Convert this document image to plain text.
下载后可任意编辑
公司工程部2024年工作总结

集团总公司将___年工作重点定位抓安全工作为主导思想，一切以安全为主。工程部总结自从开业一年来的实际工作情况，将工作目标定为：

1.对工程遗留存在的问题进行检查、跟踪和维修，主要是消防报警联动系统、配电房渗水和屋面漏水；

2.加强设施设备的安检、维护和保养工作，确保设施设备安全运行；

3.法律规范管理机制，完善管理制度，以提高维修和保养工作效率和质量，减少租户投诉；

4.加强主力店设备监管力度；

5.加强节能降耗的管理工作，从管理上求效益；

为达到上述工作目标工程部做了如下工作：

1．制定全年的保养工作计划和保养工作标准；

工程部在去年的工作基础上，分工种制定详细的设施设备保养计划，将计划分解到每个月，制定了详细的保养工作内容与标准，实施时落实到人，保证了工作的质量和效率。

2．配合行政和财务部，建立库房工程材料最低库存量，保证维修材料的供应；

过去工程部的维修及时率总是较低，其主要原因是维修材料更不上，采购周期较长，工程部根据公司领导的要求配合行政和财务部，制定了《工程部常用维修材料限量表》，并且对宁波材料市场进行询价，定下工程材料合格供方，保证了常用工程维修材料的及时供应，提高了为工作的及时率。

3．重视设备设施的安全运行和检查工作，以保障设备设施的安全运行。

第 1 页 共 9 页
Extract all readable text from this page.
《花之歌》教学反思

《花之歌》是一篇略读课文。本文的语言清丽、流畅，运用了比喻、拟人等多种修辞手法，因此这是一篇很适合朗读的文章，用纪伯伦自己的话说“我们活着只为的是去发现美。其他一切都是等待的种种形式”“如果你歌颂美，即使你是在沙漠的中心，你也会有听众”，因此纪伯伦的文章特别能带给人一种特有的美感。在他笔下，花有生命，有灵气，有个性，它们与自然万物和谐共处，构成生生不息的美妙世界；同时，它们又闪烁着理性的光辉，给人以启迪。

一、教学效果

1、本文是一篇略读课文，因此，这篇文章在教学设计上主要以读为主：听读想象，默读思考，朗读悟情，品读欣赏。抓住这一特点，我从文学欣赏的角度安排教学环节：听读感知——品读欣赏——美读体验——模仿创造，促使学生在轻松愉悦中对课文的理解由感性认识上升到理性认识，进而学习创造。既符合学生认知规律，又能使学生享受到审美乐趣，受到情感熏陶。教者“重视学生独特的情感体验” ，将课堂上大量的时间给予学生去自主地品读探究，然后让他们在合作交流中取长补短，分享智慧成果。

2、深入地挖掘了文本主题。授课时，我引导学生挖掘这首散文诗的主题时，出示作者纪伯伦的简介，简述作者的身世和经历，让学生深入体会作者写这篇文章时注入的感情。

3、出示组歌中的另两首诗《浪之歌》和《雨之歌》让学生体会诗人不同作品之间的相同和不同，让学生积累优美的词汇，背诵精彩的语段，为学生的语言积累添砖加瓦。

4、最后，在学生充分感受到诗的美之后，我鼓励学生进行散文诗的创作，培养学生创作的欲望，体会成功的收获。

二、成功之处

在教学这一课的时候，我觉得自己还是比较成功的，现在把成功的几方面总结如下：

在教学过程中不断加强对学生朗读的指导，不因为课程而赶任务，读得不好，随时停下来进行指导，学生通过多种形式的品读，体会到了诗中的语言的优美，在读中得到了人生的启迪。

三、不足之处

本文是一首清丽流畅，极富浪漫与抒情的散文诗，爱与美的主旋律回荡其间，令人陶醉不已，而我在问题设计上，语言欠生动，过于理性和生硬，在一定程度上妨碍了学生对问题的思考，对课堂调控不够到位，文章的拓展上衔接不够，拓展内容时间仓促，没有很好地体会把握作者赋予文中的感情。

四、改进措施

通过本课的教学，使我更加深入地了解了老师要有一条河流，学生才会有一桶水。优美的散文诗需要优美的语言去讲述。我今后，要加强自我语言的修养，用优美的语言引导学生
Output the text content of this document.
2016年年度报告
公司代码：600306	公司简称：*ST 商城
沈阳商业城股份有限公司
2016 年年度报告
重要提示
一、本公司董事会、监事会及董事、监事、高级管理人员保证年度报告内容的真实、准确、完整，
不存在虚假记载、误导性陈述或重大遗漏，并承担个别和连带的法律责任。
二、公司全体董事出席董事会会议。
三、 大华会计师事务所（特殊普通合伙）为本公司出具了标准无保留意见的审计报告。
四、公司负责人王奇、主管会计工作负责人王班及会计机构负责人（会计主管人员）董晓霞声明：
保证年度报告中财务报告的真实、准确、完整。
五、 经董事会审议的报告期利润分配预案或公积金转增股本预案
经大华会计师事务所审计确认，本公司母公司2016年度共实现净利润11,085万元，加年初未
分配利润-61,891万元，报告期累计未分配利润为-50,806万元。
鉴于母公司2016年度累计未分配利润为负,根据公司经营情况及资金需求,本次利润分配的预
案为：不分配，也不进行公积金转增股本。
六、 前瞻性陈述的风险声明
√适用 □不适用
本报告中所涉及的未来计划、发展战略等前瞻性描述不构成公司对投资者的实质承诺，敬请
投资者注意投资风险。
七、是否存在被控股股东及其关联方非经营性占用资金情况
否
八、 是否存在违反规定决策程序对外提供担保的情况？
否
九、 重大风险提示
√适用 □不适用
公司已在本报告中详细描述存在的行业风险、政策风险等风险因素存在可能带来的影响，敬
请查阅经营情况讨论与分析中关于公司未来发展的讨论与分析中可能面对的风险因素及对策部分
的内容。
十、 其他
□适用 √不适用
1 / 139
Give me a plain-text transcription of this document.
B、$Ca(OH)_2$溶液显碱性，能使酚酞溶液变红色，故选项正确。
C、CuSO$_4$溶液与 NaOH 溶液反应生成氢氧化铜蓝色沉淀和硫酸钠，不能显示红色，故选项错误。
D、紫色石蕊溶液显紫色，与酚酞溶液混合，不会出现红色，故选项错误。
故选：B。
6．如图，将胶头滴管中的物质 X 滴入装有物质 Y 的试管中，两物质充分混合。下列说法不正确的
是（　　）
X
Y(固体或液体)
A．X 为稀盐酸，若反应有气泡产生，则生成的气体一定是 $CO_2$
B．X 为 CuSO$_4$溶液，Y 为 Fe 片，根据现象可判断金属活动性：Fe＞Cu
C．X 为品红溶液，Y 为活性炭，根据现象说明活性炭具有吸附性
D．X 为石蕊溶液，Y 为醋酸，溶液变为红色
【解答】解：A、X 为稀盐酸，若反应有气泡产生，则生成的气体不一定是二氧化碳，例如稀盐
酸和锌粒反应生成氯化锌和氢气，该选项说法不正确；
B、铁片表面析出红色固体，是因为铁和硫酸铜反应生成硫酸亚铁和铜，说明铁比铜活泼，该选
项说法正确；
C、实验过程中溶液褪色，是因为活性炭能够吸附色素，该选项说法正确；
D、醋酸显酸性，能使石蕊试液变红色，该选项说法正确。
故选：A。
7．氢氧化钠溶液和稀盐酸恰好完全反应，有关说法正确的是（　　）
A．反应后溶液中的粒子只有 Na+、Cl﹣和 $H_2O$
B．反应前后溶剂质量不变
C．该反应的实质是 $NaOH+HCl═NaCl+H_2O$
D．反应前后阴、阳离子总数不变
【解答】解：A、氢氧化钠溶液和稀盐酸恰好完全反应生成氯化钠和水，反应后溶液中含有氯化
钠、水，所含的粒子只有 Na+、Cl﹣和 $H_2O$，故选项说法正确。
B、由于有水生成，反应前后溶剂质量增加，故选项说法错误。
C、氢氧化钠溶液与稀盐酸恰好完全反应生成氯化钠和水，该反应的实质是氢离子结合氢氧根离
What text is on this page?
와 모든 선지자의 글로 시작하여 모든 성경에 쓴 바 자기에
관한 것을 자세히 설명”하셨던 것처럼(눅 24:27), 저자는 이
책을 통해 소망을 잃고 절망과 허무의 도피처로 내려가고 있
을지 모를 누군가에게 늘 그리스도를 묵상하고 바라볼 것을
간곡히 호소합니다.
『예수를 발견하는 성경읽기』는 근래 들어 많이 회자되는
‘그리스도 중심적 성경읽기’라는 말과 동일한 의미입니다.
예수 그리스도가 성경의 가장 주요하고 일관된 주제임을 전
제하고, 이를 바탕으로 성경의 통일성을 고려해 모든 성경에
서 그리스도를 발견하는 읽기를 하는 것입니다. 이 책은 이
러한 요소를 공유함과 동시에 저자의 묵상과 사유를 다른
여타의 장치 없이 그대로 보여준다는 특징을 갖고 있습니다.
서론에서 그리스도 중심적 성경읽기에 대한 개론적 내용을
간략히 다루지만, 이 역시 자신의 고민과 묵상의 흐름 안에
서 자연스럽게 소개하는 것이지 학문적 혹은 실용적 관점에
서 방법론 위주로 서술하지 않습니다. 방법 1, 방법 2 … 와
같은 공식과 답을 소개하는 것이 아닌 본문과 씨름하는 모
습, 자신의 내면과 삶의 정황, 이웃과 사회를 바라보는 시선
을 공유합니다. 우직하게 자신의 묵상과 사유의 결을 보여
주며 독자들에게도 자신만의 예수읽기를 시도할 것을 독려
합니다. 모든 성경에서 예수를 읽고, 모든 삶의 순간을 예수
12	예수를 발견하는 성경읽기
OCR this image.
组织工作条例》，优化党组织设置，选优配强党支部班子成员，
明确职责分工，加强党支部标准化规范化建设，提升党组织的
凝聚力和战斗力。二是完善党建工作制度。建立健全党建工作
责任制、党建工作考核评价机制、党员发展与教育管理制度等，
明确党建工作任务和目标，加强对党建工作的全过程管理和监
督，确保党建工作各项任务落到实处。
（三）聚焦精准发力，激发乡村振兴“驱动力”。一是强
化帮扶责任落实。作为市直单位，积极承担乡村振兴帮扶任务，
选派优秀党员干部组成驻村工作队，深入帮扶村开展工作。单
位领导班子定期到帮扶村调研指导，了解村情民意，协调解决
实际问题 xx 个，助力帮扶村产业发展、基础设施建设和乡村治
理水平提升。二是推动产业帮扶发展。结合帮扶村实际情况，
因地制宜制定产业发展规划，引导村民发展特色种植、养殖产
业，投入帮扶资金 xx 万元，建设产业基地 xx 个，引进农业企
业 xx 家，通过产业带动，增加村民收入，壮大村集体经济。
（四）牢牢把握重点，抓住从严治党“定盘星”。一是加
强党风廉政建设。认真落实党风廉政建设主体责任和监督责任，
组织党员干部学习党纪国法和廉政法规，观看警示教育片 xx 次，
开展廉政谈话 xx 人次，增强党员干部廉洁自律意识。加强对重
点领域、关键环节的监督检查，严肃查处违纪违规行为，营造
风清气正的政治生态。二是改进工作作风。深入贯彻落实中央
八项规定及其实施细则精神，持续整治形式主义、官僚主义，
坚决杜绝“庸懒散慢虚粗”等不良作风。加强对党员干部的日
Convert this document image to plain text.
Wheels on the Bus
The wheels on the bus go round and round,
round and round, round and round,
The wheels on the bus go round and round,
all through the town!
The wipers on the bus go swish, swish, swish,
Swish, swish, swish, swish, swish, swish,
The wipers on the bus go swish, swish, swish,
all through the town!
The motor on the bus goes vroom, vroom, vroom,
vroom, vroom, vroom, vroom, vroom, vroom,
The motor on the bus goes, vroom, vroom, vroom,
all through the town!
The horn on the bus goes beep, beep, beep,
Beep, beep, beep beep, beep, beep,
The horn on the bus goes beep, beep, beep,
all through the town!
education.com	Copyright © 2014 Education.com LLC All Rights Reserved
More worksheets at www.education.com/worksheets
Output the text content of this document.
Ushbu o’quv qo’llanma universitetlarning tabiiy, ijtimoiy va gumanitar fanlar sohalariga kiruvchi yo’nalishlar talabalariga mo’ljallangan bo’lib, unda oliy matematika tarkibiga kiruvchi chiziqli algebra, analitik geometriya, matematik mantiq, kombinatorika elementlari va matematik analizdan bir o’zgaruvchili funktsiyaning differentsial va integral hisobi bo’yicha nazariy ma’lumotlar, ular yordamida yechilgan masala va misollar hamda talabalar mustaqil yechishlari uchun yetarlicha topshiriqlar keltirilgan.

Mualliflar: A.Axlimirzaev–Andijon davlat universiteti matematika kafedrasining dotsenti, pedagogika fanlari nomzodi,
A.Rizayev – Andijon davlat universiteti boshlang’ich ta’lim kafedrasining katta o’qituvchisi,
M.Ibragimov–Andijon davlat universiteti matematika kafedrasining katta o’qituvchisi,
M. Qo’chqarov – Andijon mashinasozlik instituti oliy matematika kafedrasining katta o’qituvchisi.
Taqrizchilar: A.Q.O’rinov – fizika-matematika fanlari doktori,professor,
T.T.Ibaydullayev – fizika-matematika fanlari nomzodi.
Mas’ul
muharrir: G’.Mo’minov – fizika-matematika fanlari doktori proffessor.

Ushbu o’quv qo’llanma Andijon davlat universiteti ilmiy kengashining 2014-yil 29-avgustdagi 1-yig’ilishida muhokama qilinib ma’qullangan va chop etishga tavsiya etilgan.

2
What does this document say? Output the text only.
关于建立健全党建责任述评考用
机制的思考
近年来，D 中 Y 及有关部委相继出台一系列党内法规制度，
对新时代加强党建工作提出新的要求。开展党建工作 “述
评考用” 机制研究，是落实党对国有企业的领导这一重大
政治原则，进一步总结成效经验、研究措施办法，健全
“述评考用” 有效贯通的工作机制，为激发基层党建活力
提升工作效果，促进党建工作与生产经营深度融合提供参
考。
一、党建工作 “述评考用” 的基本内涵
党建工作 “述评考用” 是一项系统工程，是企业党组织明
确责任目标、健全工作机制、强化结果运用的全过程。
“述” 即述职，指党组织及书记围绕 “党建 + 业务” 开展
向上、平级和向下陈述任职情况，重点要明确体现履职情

Exercise task :: Report the number of lines above that contain the word "vroom", and only that number.

Task result :: 3